* Begin DATASET CONTENT *
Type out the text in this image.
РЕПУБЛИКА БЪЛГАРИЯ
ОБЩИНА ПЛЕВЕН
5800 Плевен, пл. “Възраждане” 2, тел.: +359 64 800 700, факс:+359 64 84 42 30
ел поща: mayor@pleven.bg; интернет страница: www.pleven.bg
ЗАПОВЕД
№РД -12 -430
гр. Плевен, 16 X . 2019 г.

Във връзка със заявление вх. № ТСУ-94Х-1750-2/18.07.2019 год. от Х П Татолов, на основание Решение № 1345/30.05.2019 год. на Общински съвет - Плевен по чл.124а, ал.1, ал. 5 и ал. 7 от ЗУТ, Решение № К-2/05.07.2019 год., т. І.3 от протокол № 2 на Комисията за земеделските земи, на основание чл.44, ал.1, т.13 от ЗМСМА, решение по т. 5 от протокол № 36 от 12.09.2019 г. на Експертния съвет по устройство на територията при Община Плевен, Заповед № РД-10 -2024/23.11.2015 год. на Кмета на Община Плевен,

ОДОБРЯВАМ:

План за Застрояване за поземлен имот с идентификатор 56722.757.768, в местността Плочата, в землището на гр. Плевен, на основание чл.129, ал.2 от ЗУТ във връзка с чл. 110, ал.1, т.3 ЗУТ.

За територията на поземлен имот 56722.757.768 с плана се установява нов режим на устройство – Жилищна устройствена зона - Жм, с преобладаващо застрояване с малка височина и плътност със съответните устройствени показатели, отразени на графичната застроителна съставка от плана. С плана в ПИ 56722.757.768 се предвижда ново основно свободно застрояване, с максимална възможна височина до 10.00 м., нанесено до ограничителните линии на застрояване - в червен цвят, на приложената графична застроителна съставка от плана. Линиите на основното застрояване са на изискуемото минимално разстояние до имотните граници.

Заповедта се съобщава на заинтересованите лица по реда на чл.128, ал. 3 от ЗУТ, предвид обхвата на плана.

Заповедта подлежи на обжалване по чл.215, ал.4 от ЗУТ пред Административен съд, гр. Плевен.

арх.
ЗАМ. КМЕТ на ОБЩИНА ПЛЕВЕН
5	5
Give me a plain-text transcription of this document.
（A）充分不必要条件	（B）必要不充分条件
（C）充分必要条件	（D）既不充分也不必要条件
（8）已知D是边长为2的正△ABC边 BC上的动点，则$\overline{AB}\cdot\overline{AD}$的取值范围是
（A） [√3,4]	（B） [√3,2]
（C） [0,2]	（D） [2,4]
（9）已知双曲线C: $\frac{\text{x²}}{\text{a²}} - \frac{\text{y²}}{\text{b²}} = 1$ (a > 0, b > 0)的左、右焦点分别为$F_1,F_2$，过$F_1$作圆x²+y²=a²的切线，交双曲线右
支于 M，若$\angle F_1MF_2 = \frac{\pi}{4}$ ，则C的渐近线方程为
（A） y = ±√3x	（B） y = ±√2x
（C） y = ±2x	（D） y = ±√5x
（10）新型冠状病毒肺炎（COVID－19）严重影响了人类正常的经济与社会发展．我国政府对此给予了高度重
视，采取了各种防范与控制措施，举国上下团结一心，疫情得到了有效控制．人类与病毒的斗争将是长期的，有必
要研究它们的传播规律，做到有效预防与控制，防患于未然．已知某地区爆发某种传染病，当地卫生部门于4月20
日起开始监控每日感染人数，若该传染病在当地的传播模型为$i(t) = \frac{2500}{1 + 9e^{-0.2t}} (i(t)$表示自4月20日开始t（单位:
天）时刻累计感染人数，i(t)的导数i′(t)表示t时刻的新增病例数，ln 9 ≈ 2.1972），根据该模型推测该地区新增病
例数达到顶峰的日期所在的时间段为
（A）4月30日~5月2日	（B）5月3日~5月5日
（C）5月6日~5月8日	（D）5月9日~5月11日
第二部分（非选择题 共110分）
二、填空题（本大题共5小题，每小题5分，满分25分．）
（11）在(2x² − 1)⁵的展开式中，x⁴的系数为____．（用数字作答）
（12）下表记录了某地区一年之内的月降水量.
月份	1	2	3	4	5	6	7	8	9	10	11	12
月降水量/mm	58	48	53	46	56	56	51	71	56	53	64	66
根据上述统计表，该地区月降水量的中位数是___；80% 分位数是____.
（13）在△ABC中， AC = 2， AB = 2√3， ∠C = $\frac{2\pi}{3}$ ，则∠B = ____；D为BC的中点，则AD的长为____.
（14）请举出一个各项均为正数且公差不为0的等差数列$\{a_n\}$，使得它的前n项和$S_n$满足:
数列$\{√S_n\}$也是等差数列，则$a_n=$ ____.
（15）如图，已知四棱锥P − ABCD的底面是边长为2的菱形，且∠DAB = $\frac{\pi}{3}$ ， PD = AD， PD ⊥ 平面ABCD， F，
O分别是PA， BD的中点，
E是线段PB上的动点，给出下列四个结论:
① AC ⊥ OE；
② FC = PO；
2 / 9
* End DATASET CONTENT *
=== AIM ===
Copy every line of the listing where the word "Заповедта" appears.

=== PROBLEM SOLUTION ===
Заповедта се съобщава на заинтересованите лица по реда на чл.128, ал. 3 от ЗУТ, предвид обхвата на плана.
Заповедта подлежи на обжалване по чл.215, ал.4 от ЗУТ пред Административен съд, гр. Плевен.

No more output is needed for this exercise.